> [Written request]:
Exactly as written, please set down all of the entries again, with no pictures.

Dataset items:
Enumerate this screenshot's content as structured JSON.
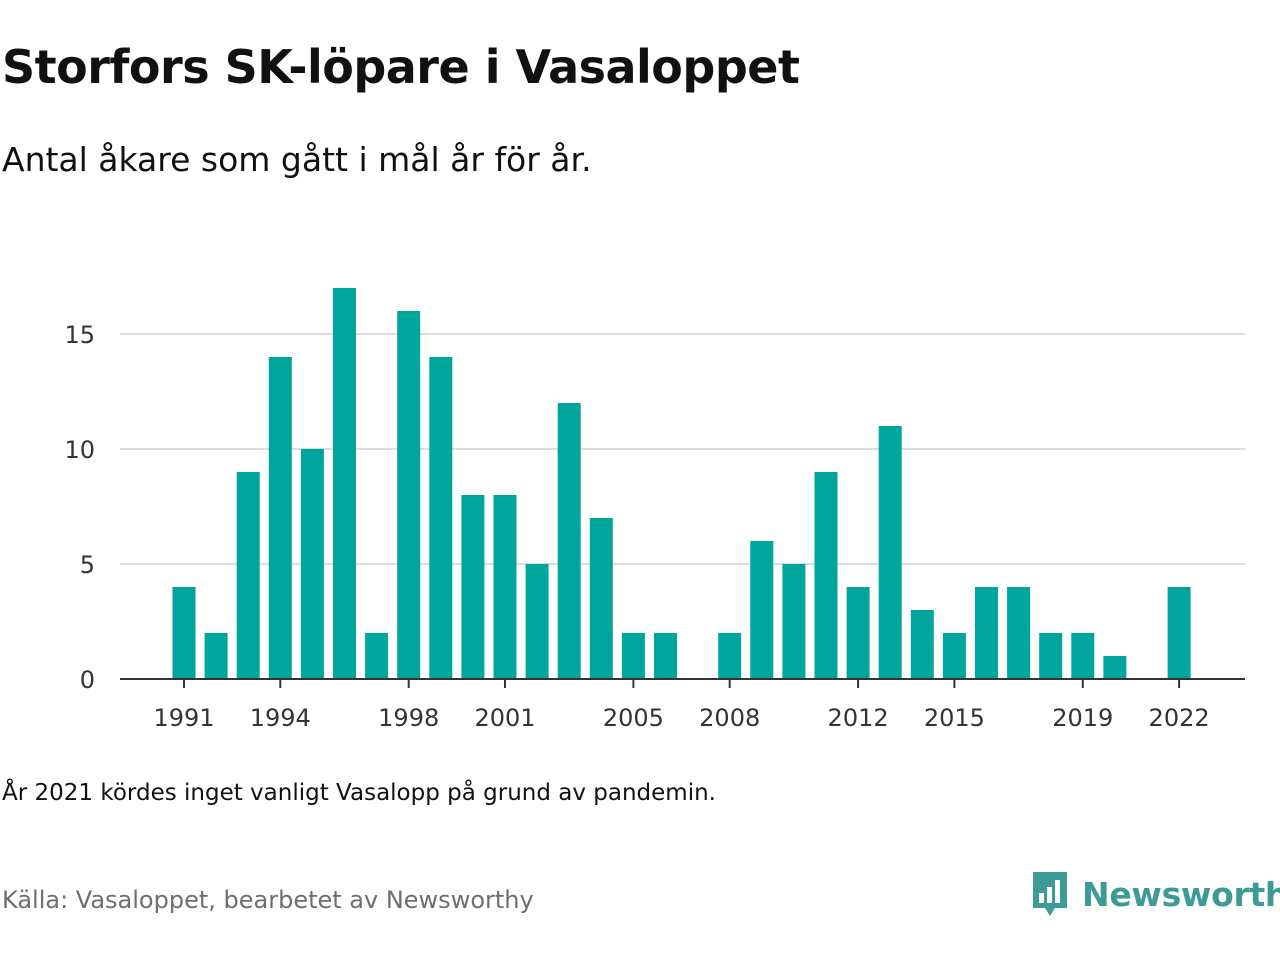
{
  "title": "Storfors SK-löpare i Vasaloppet",
  "subtitle": "Antal åkare som gått i mål år för år.",
  "note": "År 2021 kördes inget vanligt Vasalopp på grund av pandemin.",
  "source": "Källa: Vasaloppet, bearbetet av Newsworthy",
  "brand": {
    "name": "Newsworthy",
    "icon": "newsworthy-logo-icon",
    "color": "#3d9b95"
  },
  "chart_data": {
    "type": "bar",
    "x": [
      1991,
      1992,
      1993,
      1994,
      1995,
      1996,
      1997,
      1998,
      1999,
      2000,
      2001,
      2002,
      2003,
      2004,
      2005,
      2006,
      2007,
      2008,
      2009,
      2010,
      2011,
      2012,
      2013,
      2014,
      2015,
      2016,
      2017,
      2018,
      2019,
      2020,
      2021,
      2022
    ],
    "values": [
      4,
      2,
      9,
      14,
      10,
      17,
      2,
      16,
      14,
      8,
      8,
      5,
      12,
      7,
      2,
      2,
      0,
      2,
      6,
      5,
      9,
      4,
      11,
      3,
      2,
      4,
      4,
      2,
      2,
      1,
      0,
      4
    ],
    "x_tick_labels": [
      "1991",
      "1994",
      "1998",
      "2001",
      "2005",
      "2008",
      "2012",
      "2015",
      "2019",
      "2022"
    ],
    "y_ticks": [
      0,
      5,
      10,
      15
    ],
    "ylim": [
      0,
      17
    ],
    "grid": true,
    "bar_color": "#00a69b",
    "gridline_color": "#dddddd",
    "axis_color": "#333333"
  }
}
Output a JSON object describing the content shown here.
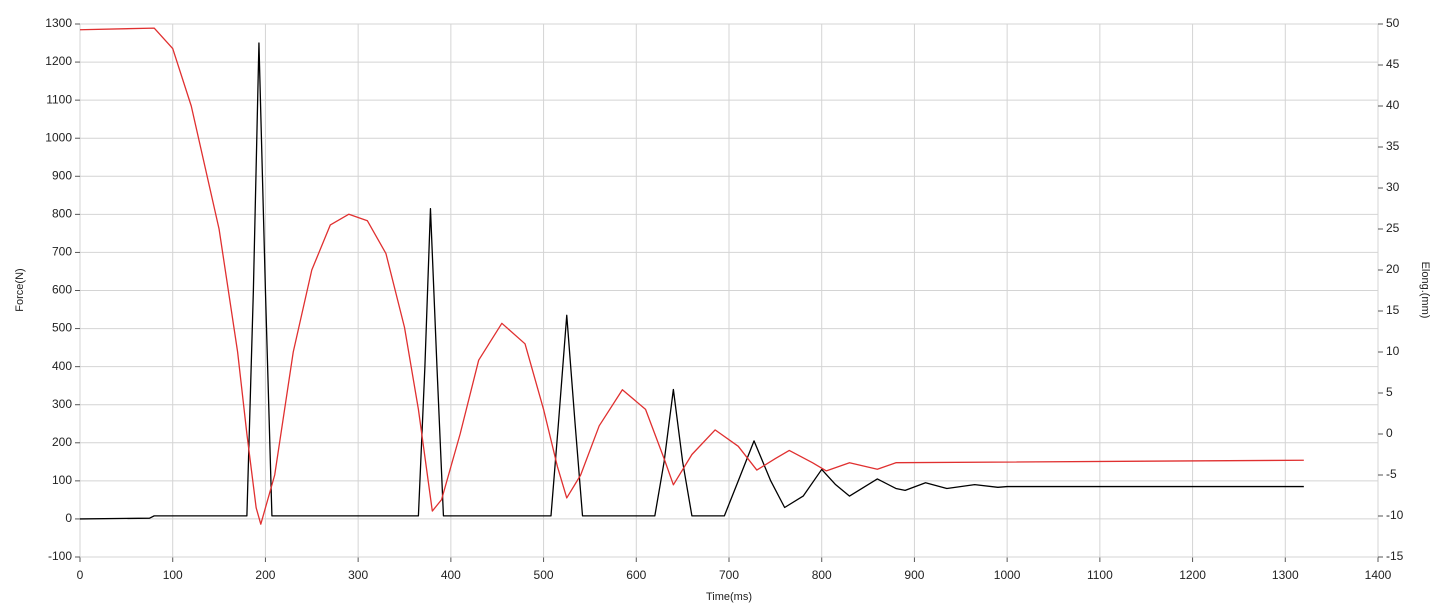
{
  "chart_data": {
    "type": "line",
    "xlabel": "Time(ms)",
    "ylabel": "Force(N)",
    "y2label": "Elong.(mm)",
    "xlim": [
      0,
      1400
    ],
    "xticks": [
      0,
      100,
      200,
      300,
      400,
      500,
      600,
      700,
      800,
      900,
      1000,
      1100,
      1200,
      1300,
      1400
    ],
    "ylim": [
      -100,
      1300
    ],
    "yticks": [
      -100,
      0,
      100,
      200,
      300,
      400,
      500,
      600,
      700,
      800,
      900,
      1000,
      1100,
      1200,
      1300
    ],
    "y2lim": [
      -15,
      50
    ],
    "y2ticks": [
      -15,
      -10,
      -5,
      0,
      5,
      10,
      15,
      20,
      25,
      30,
      35,
      40,
      45,
      50
    ],
    "grid": true,
    "series": [
      {
        "color": "#000000",
        "x": [
          0,
          75,
          80,
          100,
          150,
          180,
          187,
          193,
          200,
          207,
          250,
          300,
          365,
          372,
          378,
          385,
          392,
          450,
          508,
          516,
          525,
          534,
          542,
          600,
          620,
          630,
          640,
          650,
          660,
          695,
          710,
          727,
          745,
          760,
          780,
          800,
          815,
          830,
          860,
          880,
          890,
          912,
          935,
          965,
          990,
          1000,
          1320
        ],
        "values": [
          0,
          2,
          8,
          8,
          8,
          8,
          600,
          1250,
          600,
          8,
          8,
          8,
          8,
          400,
          815,
          400,
          8,
          8,
          8,
          250,
          535,
          250,
          8,
          8,
          8,
          150,
          340,
          150,
          8,
          8,
          100,
          205,
          100,
          30,
          60,
          130,
          90,
          60,
          105,
          80,
          75,
          95,
          80,
          90,
          83,
          85,
          85
        ]
      },
      {
        "color": "#e03030",
        "axis": "y2",
        "x": [
          0,
          80,
          100,
          120,
          150,
          170,
          180,
          190,
          195,
          210,
          230,
          250,
          270,
          290,
          310,
          330,
          350,
          365,
          380,
          390,
          410,
          430,
          455,
          480,
          500,
          515,
          525,
          540,
          560,
          585,
          610,
          630,
          640,
          660,
          685,
          710,
          730,
          750,
          765,
          790,
          805,
          830,
          860,
          880,
          1320
        ],
        "values": [
          49.3,
          49.5,
          47,
          40,
          25,
          10,
          0,
          -9,
          -11,
          -5,
          10,
          20,
          25.5,
          26.8,
          26,
          22,
          13,
          3,
          -9.4,
          -8,
          0,
          9,
          13.5,
          11,
          3,
          -4,
          -7.8,
          -5,
          1,
          5.4,
          3,
          -3,
          -6.2,
          -2.5,
          0.5,
          -1.5,
          -4.4,
          -3,
          -2,
          -3.5,
          -4.5,
          -3.5,
          -4.3,
          -3.5,
          -3.2
        ]
      }
    ]
  }
}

> [Result of the exercise]:
Enumerate this screenshot's content as structured JSON.
{
  "title": "Storfors SK-löpare i Vasaloppet",
  "subtitle": "Antal åkare som gått i mål år för år.",
  "note": "År 2021 kördes inget vanligt Vasalopp på grund av pandemin.",
  "source": "Källa: Vasaloppet, bearbetet av Newsworthy",
  "brand": {
    "name": "Newsworthy",
    "icon": "newsworthy-logo-icon",
    "color": "#3d9b95"
  },
  "chart_data": {
    "type": "bar",
    "x": [
      1991,
      1992,
      1993,
      1994,
      1995,
      1996,
      1997,
      1998,
      1999,
      2000,
      2001,
      2002,
      2003,
      2004,
      2005,
      2006,
      2007,
      2008,
      2009,
      2010,
      2011,
      2012,
      2013,
      2014,
      2015,
      2016,
      2017,
      2018,
      2019,
      2020,
      2021,
      2022
    ],
    "values": [
      4,
      2,
      9,
      14,
      10,
      17,
      2,
      16,
      14,
      8,
      8,
      5,
      12,
      7,
      2,
      2,
      0,
      2,
      6,
      5,
      9,
      4,
      11,
      3,
      2,
      4,
      4,
      2,
      2,
      1,
      0,
      4
    ],
    "x_tick_labels": [
      "1991",
      "1994",
      "1998",
      "2001",
      "2005",
      "2008",
      "2012",
      "2015",
      "2019",
      "2022"
    ],
    "y_ticks": [
      0,
      5,
      10,
      15
    ],
    "ylim": [
      0,
      17
    ],
    "grid": true,
    "bar_color": "#00a69b",
    "gridline_color": "#dddddd",
    "axis_color": "#333333"
  }
}
Output a JSON object describing the content shown here.
{
  "chart_data": {
    "type": "line",
    "xlabel": "Time(ms)",
    "ylabel": "Force(N)",
    "y2label": "Elong.(mm)",
    "xlim": [
      0,
      1400
    ],
    "xticks": [
      0,
      100,
      200,
      300,
      400,
      500,
      600,
      700,
      800,
      900,
      1000,
      1100,
      1200,
      1300,
      1400
    ],
    "ylim": [
      -100,
      1300
    ],
    "yticks": [
      -100,
      0,
      100,
      200,
      300,
      400,
      500,
      600,
      700,
      800,
      900,
      1000,
      1100,
      1200,
      1300
    ],
    "y2lim": [
      -15,
      50
    ],
    "y2ticks": [
      -15,
      -10,
      -5,
      0,
      5,
      10,
      15,
      20,
      25,
      30,
      35,
      40,
      45,
      50
    ],
    "grid": true,
    "series": [
      {
        "color": "#000000",
        "x": [
          0,
          75,
          80,
          100,
          150,
          180,
          187,
          193,
          200,
          207,
          250,
          300,
          365,
          372,
          378,
          385,
          392,
          450,
          508,
          516,
          525,
          534,
          542,
          600,
          620,
          630,
          640,
          650,
          660,
          695,
          710,
          727,
          745,
          760,
          780,
          800,
          815,
          830,
          860,
          880,
          890,
          912,
          935,
          965,
          990,
          1000,
          1320
        ],
        "values": [
          0,
          2,
          8,
          8,
          8,
          8,
          600,
          1250,
          600,
          8,
          8,
          8,
          8,
          400,
          815,
          400,
          8,
          8,
          8,
          250,
          535,
          250,
          8,
          8,
          8,
          150,
          340,
          150,
          8,
          8,
          100,
          205,
          100,
          30,
          60,
          130,
          90,
          60,
          105,
          80,
          75,
          95,
          80,
          90,
          83,
          85,
          85
        ]
      },
      {
        "color": "#e03030",
        "axis": "y2",
        "x": [
          0,
          80,
          100,
          120,
          150,
          170,
          180,
          190,
          195,
          210,
          230,
          250,
          270,
          290,
          310,
          330,
          350,
          365,
          380,
          390,
          410,
          430,
          455,
          480,
          500,
          515,
          525,
          540,
          560,
          585,
          610,
          630,
          640,
          660,
          685,
          710,
          730,
          750,
          765,
          790,
          805,
          830,
          860,
          880,
          1320
        ],
        "values": [
          49.3,
          49.5,
          47,
          40,
          25,
          10,
          0,
          -9,
          -11,
          -5,
          10,
          20,
          25.5,
          26.8,
          26,
          22,
          13,
          3,
          -9.4,
          -8,
          0,
          9,
          13.5,
          11,
          3,
          -4,
          -7.8,
          -5,
          1,
          5.4,
          3,
          -3,
          -6.2,
          -2.5,
          0.5,
          -1.5,
          -4.4,
          -3,
          -2,
          -3.5,
          -4.5,
          -3.5,
          -4.3,
          -3.5,
          -3.2
        ]
      }
    ]
  }
}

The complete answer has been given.